◆ What the task requires ◆
Could you lay out every line of the records below as a numbered list, leaving out any blank lines?

◆ Material ◆
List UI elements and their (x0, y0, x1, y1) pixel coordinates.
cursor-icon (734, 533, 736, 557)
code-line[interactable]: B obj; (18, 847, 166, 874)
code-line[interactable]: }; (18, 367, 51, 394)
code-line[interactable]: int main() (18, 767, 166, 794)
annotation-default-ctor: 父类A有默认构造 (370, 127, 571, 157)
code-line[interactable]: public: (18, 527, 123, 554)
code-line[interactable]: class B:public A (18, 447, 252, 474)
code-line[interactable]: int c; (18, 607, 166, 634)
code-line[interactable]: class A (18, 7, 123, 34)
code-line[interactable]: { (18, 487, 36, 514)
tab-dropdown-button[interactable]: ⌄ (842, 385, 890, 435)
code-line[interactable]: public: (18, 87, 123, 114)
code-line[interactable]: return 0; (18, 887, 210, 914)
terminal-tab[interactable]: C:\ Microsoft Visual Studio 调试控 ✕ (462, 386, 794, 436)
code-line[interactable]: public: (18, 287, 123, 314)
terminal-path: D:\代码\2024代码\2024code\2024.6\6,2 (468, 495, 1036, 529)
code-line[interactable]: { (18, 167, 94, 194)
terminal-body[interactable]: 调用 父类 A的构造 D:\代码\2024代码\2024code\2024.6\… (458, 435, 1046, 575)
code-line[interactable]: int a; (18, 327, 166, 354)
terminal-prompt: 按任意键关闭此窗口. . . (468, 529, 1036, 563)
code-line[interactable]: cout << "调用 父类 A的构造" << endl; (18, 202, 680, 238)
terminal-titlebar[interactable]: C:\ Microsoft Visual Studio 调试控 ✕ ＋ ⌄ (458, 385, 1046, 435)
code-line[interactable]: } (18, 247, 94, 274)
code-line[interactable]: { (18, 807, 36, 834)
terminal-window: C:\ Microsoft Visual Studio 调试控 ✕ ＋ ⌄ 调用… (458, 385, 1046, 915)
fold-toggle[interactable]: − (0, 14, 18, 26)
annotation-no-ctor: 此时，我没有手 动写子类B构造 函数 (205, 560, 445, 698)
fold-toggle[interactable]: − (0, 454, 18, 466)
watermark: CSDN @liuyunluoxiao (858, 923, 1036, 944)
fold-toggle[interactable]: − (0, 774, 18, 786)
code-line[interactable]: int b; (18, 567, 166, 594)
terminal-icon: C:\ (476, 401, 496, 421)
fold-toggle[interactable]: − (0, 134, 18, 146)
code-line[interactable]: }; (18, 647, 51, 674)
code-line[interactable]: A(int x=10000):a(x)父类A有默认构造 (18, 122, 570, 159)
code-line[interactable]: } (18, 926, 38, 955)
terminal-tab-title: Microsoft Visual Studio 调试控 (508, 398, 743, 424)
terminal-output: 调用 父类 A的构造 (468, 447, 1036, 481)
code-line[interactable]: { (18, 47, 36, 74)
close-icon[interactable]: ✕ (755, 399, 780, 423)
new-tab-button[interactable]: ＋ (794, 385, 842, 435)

◆ Complete output ◆
1. List UI elements and their (x0, y0, x1, y1) pixel coordinates.
2. cursor-icon (734, 533, 736, 557)
3. code-line[interactable]: B obj; (18, 847, 166, 874)
4. code-line[interactable]: }; (18, 367, 51, 394)
5. code-line[interactable]: int main() (18, 767, 166, 794)
6. annotation-default-ctor: 父类A有默认构造 (370, 127, 571, 157)
7. code-line[interactable]: public: (18, 527, 123, 554)
8. code-line[interactable]: class B:public A (18, 447, 252, 474)
9. code-line[interactable]: int c; (18, 607, 166, 634)
10. code-line[interactable]: class A (18, 7, 123, 34)
11. code-line[interactable]: { (18, 487, 36, 514)
12. tab-dropdown-button[interactable]: ⌄ (842, 385, 890, 435)
13. code-line[interactable]: public: (18, 87, 123, 114)
14. code-line[interactable]: return 0; (18, 887, 210, 914)
15. terminal-tab[interactable]: C:\ Microsoft Visual Studio 调试控 ✕ (462, 386, 794, 436)
16. code-line[interactable]: public: (18, 287, 123, 314)
17. terminal-path: D:\代码\2024代码\2024code\2024.6\6,2 (468, 495, 1036, 529)
18. code-line[interactable]: { (18, 167, 94, 194)
19. terminal-body[interactable]: 调用 父类 A的构造 D:\代码\2024代码\2024code\2024.6\… (458, 435, 1046, 575)
20. code-line[interactable]: int a; (18, 327, 166, 354)
21. terminal-prompt: 按任意键关闭此窗口. . . (468, 529, 1036, 563)
22. code-line[interactable]: cout << "调用 父类 A的构造" << endl; (18, 202, 680, 238)
23. terminal-titlebar[interactable]: C:\ Microsoft Visual Studio 调试控 ✕ ＋ ⌄ (458, 385, 1046, 435)
24. code-line[interactable]: } (18, 247, 94, 274)
25. code-line[interactable]: { (18, 807, 36, 834)
26. terminal-window: C:\ Microsoft Visual Studio 调试控 ✕ ＋ ⌄ 调用… (458, 385, 1046, 915)
27. fold-toggle[interactable]: − (0, 14, 18, 26)
28. annotation-no-ctor: 此时，我没有手 动写子类B构造 函数 (205, 560, 445, 698)
29. fold-toggle[interactable]: − (0, 454, 18, 466)
30. watermark: CSDN @liuyunluoxiao (858, 923, 1036, 944)
31. fold-toggle[interactable]: − (0, 774, 18, 786)
32. code-line[interactable]: int b; (18, 567, 166, 594)
33. terminal-icon: C:\ (476, 401, 496, 421)
34. fold-toggle[interactable]: − (0, 134, 18, 146)
35. code-line[interactable]: }; (18, 647, 51, 674)
36. code-line[interactable]: A(int x=10000):a(x)父类A有默认构造 (18, 122, 570, 159)
37. code-line[interactable]: } (18, 926, 38, 955)
38. terminal-tab-title: Microsoft Visual Studio 调试控 (508, 398, 743, 424)
39. terminal-output: 调用 父类 A的构造 (468, 447, 1036, 481)
40. code-line[interactable]: { (18, 47, 36, 74)
41. close-icon[interactable]: ✕ (755, 399, 780, 423)
42. new-tab-button[interactable]: ＋ (794, 385, 842, 435)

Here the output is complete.